§ **WHAT THE TASK REQUIRES**:
Within the data that follows, how many lines carry the string "TRABALHADORES"? Give the number alone.

§ **RECORDS FOR THIS TASK**:
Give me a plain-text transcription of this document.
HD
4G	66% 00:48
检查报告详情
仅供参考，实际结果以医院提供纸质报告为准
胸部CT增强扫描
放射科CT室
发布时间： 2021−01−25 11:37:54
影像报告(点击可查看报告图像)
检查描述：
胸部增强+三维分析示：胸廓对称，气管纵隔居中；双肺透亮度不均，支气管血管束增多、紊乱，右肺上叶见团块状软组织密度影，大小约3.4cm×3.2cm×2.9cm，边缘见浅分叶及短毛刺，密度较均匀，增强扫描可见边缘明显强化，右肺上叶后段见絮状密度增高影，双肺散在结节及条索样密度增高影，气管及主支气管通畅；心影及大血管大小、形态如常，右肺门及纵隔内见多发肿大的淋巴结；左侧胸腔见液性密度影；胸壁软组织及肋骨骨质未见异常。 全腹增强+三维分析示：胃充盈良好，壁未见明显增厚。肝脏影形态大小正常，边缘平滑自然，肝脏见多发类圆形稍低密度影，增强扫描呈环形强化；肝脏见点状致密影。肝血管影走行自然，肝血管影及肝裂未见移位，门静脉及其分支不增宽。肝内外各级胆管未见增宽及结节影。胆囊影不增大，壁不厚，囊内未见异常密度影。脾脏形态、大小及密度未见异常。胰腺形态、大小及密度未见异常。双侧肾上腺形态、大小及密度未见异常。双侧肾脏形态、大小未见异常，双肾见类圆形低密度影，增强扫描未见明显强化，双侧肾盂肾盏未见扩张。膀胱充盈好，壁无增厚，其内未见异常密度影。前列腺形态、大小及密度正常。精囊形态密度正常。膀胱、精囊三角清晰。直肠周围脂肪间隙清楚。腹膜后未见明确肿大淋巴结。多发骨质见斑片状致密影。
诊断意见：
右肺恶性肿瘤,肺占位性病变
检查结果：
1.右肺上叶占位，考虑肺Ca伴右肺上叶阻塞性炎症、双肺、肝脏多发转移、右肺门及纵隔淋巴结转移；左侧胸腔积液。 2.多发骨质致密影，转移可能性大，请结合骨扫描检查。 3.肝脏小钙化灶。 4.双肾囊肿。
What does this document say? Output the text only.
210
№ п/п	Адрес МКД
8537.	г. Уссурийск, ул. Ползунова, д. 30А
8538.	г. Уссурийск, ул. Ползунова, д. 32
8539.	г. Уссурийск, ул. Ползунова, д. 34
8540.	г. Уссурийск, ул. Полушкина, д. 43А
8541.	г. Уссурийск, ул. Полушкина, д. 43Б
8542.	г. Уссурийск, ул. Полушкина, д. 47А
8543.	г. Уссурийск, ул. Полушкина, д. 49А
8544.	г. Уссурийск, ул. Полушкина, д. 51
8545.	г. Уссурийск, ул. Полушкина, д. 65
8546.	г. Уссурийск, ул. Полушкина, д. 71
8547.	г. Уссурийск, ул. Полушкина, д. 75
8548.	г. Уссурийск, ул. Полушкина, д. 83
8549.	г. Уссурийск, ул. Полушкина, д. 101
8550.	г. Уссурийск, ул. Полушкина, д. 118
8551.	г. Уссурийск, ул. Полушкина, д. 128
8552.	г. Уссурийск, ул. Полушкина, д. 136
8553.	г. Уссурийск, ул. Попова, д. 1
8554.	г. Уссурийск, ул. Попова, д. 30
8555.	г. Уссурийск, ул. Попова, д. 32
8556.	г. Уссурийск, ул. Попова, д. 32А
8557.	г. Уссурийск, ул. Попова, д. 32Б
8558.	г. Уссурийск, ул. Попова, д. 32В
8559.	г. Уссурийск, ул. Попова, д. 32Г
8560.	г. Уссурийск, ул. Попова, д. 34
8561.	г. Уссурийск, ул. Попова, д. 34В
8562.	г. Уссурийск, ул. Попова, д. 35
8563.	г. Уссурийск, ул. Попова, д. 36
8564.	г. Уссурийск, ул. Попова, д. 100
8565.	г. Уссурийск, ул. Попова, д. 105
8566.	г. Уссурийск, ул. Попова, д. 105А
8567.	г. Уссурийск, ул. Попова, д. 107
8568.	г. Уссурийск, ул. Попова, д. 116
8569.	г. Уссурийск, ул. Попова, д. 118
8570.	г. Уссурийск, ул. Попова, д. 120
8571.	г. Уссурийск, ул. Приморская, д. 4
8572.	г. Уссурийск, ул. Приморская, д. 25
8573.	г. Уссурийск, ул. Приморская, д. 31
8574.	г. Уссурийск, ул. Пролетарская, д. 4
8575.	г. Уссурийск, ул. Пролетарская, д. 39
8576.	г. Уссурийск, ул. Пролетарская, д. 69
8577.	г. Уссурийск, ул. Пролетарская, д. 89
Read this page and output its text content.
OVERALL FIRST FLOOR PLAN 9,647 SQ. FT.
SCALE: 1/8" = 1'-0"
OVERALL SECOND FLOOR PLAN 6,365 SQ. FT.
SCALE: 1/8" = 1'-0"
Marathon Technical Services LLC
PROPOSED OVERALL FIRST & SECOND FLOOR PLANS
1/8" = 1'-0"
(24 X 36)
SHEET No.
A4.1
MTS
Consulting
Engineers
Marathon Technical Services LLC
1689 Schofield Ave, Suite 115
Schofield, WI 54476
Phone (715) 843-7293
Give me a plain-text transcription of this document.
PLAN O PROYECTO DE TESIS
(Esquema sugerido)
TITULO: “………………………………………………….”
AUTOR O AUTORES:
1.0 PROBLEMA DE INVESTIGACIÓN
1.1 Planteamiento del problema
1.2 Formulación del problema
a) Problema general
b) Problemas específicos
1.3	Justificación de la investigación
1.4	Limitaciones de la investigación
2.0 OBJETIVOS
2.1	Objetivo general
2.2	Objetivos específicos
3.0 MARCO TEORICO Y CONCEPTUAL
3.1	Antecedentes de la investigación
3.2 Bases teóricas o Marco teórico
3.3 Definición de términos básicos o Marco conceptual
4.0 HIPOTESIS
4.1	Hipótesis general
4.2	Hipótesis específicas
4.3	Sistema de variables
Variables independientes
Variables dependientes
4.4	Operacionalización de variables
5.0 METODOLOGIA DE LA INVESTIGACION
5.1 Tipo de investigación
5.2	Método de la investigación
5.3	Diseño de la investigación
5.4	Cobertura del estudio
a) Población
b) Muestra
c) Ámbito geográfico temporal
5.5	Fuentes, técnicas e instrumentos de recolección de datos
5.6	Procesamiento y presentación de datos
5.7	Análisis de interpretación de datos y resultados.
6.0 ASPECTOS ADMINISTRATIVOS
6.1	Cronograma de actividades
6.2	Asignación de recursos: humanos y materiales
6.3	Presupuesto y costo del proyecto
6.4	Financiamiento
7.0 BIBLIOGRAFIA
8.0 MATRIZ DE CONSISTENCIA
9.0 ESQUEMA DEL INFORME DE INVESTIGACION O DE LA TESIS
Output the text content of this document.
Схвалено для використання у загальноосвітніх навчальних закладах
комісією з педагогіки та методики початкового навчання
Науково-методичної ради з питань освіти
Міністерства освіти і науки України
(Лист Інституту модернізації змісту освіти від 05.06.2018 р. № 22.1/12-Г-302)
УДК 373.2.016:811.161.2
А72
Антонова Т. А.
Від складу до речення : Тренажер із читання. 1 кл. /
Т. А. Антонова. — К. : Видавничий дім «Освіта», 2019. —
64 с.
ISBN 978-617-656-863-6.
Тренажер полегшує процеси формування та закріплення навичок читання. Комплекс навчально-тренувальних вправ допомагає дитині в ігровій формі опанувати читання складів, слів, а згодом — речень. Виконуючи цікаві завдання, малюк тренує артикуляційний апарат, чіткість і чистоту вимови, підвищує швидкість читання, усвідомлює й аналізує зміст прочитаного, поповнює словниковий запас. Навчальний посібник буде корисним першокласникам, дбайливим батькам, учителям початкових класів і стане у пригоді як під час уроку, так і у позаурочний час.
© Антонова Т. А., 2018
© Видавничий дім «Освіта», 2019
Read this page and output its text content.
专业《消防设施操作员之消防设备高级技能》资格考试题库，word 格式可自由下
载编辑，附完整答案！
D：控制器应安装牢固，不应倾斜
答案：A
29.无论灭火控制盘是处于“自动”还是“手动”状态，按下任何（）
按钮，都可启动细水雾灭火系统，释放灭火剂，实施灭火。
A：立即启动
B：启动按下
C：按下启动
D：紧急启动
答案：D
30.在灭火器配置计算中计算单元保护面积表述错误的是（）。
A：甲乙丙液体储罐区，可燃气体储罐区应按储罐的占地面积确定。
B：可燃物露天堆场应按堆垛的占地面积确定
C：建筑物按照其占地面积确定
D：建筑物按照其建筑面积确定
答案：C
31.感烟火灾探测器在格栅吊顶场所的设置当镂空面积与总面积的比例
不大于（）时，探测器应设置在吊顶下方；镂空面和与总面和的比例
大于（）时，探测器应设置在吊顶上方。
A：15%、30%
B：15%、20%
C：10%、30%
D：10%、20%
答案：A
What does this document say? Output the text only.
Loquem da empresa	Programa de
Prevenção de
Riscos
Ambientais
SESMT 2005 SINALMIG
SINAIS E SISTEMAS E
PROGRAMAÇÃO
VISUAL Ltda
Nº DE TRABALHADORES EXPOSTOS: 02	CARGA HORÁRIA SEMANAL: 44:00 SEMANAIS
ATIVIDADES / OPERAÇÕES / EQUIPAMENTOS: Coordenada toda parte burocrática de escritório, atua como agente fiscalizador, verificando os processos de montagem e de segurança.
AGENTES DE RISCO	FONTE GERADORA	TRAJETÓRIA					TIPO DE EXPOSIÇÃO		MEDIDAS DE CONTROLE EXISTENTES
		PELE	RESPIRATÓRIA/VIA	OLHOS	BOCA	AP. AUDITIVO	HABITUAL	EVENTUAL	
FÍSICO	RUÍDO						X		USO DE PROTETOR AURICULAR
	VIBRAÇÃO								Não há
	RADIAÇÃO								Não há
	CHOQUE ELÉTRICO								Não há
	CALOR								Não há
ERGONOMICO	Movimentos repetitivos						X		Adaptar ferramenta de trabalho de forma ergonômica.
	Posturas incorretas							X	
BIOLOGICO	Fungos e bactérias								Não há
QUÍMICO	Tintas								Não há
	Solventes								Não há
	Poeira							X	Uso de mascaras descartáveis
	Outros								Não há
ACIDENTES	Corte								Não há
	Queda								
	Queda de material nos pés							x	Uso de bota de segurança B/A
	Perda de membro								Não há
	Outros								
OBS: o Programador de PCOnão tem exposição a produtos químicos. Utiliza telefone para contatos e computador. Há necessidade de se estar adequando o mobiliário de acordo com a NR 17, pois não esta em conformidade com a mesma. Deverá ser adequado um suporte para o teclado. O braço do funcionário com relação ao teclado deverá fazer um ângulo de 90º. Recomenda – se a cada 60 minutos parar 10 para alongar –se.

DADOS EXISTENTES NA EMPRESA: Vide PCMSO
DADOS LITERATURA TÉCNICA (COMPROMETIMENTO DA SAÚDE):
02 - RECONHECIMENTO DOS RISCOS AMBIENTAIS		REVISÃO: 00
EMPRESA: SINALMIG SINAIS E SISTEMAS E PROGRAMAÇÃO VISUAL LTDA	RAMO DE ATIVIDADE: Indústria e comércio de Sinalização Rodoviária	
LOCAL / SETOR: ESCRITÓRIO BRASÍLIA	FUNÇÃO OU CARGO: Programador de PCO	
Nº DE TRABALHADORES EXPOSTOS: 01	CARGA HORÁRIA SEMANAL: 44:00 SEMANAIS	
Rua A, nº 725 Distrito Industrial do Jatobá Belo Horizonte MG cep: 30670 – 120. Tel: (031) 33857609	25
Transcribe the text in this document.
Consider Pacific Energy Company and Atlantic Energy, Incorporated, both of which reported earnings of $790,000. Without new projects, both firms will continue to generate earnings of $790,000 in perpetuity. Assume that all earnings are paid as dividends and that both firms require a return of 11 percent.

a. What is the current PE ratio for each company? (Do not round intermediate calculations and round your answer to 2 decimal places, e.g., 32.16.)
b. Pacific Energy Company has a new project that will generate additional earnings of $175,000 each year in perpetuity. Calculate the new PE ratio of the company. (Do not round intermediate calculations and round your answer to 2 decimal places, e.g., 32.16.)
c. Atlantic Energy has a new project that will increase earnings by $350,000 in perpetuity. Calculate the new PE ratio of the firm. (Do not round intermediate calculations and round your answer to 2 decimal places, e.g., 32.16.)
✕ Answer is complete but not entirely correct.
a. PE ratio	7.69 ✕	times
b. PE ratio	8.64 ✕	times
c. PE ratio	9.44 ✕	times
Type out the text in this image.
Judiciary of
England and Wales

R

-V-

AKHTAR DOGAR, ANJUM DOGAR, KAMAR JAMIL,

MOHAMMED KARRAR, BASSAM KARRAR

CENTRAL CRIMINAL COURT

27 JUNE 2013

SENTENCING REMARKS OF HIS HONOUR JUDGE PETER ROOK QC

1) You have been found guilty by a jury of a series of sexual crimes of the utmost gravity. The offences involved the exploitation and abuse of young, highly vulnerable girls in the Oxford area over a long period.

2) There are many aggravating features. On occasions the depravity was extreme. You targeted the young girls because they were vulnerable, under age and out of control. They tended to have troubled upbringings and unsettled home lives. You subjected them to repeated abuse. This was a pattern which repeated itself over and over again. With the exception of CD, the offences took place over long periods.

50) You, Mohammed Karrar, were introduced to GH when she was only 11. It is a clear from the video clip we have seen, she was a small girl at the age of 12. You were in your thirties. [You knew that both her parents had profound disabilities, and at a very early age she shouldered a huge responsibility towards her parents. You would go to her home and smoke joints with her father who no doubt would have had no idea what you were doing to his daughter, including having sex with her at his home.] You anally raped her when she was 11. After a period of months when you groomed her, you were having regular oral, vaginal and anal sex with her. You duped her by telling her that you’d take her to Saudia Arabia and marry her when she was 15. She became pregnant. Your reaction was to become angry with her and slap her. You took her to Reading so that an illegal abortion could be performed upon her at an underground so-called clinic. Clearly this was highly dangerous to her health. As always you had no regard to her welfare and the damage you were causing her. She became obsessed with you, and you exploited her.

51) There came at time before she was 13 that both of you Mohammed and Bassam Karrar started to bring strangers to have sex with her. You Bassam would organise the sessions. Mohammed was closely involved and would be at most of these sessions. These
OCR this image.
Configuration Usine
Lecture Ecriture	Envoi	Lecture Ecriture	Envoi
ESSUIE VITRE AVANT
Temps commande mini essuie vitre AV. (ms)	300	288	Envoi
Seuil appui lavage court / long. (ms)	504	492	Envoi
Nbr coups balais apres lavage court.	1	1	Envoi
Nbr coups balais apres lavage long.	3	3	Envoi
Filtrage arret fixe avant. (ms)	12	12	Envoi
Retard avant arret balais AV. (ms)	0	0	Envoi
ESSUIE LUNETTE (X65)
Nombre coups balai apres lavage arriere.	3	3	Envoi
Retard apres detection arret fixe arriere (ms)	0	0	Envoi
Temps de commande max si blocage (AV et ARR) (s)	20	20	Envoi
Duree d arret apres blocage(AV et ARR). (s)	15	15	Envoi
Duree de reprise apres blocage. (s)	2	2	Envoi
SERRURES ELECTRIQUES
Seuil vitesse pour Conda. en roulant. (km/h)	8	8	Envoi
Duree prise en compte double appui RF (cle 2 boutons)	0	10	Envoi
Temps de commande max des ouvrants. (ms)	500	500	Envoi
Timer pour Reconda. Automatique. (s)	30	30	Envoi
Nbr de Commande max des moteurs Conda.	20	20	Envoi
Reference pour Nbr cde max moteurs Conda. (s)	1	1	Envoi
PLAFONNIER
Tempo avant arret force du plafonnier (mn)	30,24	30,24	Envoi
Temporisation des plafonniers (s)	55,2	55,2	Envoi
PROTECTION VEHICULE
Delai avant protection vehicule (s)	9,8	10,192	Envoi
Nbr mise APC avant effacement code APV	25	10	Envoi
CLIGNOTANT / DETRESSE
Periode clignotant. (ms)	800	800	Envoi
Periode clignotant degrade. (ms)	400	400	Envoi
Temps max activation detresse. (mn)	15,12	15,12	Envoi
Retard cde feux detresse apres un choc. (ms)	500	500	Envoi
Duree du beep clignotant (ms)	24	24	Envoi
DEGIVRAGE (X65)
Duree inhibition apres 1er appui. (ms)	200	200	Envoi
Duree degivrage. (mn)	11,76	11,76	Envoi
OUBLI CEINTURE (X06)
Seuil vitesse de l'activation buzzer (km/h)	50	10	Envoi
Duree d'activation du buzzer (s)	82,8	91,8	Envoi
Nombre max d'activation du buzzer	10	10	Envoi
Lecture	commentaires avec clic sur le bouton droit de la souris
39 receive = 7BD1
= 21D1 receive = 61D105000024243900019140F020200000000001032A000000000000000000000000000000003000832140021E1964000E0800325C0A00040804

§ **EXPECTED ANSWER**:
2